• _Aim of the task_: For each line below that includes the word "NAMA", make a copy.

(Raw records)
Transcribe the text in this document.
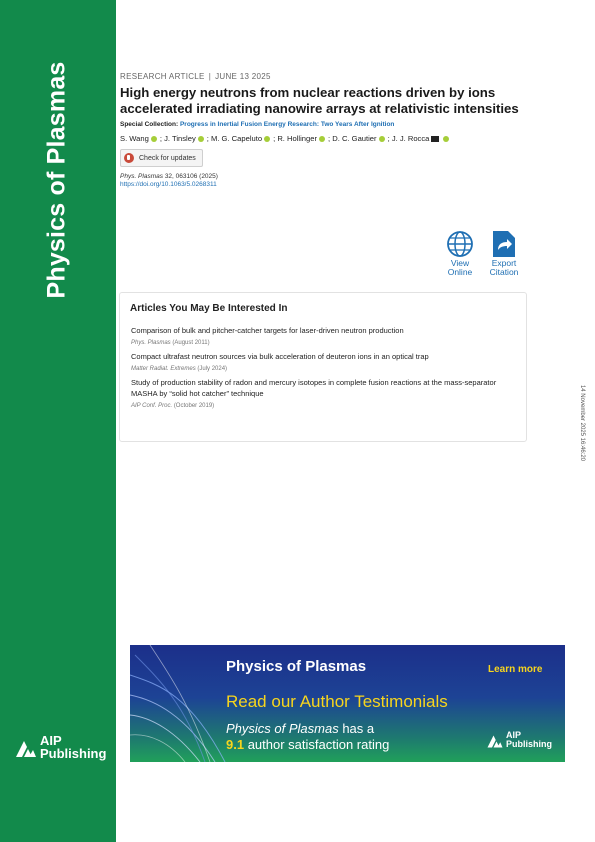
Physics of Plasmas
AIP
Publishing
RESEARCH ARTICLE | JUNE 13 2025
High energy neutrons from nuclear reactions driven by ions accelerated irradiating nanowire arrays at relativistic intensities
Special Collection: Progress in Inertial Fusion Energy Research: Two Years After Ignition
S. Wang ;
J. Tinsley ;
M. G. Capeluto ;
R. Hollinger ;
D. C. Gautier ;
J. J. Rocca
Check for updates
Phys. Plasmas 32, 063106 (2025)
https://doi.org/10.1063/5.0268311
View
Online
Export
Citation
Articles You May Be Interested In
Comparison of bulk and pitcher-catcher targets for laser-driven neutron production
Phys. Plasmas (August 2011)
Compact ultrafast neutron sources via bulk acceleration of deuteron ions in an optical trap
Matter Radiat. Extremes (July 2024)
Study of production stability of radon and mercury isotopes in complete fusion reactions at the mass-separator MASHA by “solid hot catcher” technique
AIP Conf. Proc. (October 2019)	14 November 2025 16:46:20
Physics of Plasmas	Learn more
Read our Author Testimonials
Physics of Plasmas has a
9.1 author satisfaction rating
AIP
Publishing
==
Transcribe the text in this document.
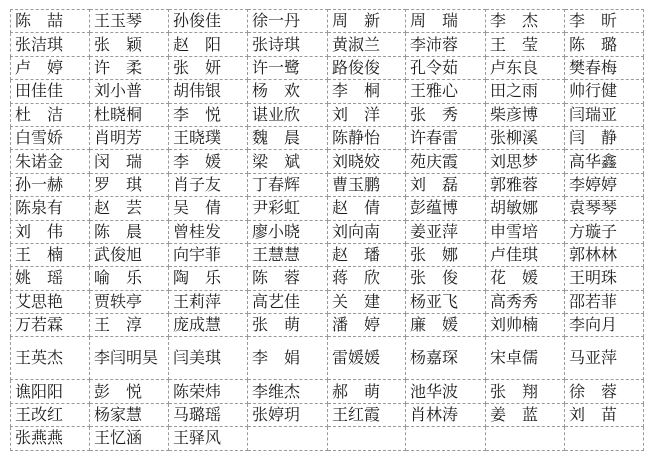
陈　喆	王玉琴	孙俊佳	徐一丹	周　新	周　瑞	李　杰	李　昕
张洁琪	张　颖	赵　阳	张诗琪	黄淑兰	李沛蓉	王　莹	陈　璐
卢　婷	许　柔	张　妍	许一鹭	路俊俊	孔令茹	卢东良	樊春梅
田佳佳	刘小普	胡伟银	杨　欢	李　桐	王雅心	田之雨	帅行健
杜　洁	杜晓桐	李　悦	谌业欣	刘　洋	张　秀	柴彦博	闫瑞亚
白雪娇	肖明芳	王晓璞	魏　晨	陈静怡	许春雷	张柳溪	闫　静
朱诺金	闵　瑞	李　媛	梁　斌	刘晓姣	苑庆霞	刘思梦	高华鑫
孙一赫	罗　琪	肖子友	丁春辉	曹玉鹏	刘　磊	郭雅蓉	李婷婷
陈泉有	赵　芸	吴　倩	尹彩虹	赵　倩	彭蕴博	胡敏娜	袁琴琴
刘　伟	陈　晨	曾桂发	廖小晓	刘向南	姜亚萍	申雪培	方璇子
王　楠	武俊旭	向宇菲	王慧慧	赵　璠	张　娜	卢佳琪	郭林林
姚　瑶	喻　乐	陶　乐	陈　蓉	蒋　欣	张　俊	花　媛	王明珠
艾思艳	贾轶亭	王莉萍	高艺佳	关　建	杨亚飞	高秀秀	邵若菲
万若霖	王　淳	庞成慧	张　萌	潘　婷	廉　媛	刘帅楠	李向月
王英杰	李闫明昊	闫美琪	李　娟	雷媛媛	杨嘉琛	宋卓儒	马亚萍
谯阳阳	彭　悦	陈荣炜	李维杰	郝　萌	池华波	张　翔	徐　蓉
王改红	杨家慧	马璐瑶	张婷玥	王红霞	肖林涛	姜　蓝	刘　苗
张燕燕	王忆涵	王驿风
* * *
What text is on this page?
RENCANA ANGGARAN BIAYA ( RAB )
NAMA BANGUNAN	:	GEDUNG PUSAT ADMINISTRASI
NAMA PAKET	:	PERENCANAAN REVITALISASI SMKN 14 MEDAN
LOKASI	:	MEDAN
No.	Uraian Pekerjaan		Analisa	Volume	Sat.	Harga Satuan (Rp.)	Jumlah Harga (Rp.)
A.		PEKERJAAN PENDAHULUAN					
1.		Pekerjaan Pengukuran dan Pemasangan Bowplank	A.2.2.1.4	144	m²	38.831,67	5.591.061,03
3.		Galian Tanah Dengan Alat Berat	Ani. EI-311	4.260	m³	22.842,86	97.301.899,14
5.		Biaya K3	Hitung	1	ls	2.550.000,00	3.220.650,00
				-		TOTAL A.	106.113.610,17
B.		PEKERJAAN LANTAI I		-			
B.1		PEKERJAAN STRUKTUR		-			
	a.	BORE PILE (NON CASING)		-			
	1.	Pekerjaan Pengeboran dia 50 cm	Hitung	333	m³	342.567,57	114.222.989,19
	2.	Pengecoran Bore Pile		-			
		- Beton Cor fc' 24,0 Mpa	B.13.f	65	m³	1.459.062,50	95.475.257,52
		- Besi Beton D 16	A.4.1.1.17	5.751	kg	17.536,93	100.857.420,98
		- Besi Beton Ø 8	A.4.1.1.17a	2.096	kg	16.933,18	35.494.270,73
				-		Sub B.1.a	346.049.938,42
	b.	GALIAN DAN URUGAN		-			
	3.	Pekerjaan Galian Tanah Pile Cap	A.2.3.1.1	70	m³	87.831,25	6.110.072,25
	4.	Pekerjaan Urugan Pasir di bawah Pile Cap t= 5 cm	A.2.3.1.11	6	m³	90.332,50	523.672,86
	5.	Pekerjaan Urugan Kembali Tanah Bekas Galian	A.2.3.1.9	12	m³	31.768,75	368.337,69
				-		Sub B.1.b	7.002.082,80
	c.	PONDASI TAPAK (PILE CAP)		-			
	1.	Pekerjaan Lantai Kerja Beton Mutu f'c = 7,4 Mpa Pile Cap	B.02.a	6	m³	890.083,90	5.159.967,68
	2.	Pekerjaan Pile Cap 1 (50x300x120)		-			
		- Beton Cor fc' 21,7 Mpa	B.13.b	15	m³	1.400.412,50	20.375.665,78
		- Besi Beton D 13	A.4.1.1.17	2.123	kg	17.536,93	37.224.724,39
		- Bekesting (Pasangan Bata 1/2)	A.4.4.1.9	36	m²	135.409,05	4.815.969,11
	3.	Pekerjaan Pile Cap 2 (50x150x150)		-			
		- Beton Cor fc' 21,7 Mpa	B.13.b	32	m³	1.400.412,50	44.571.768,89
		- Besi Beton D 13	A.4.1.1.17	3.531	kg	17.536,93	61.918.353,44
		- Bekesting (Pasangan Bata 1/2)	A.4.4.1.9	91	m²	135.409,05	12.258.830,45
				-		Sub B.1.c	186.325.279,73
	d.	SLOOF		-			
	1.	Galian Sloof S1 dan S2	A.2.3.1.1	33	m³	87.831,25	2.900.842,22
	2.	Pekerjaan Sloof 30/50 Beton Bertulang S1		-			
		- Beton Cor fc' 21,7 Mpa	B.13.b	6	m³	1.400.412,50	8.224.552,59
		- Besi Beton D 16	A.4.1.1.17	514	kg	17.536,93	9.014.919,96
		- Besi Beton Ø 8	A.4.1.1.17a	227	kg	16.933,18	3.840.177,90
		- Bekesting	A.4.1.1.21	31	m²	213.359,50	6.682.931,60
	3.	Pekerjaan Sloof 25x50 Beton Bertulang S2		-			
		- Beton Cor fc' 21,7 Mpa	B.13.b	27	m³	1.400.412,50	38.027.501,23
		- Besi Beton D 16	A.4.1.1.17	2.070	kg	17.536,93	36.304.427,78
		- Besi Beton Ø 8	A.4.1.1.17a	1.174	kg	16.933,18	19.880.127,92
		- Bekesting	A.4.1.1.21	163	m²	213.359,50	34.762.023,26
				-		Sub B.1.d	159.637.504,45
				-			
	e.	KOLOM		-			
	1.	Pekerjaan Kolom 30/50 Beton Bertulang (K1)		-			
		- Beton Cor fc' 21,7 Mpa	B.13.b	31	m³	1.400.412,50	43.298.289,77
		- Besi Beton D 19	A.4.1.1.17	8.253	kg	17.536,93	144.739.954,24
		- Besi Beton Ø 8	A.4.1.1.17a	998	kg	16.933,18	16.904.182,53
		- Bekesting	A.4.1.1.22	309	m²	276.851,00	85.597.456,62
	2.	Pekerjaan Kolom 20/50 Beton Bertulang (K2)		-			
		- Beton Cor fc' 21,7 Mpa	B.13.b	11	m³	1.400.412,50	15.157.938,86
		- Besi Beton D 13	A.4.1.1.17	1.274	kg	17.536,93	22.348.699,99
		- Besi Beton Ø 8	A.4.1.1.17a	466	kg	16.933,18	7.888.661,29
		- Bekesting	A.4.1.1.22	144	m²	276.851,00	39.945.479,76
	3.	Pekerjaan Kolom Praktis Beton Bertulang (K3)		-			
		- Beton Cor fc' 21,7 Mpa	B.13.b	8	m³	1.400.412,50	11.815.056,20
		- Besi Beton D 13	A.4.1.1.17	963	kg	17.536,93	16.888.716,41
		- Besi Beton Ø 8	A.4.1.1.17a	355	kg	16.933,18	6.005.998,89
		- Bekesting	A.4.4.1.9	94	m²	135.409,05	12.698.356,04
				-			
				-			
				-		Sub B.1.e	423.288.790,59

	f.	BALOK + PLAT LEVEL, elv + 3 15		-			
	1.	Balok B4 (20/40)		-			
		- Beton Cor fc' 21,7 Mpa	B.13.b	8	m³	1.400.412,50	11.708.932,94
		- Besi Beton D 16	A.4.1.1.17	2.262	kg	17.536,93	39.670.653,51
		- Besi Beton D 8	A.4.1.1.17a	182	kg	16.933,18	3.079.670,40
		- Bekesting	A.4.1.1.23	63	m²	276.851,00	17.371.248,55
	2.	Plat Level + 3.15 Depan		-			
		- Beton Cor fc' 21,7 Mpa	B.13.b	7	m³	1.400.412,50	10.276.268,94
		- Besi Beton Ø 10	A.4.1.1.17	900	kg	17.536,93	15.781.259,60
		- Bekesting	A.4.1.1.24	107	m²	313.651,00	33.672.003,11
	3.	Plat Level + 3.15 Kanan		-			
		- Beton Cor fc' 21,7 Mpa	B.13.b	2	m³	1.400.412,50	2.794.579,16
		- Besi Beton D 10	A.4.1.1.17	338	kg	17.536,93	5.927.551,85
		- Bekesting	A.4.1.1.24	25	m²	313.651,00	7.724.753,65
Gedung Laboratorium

• _Exercise response_:
NAMA BANGUNAN	:	GEDUNG PUSAT ADMINISTRASI
NAMA PAKET	:	PERENCANAAN REVITALISASI SMKN 14 MEDAN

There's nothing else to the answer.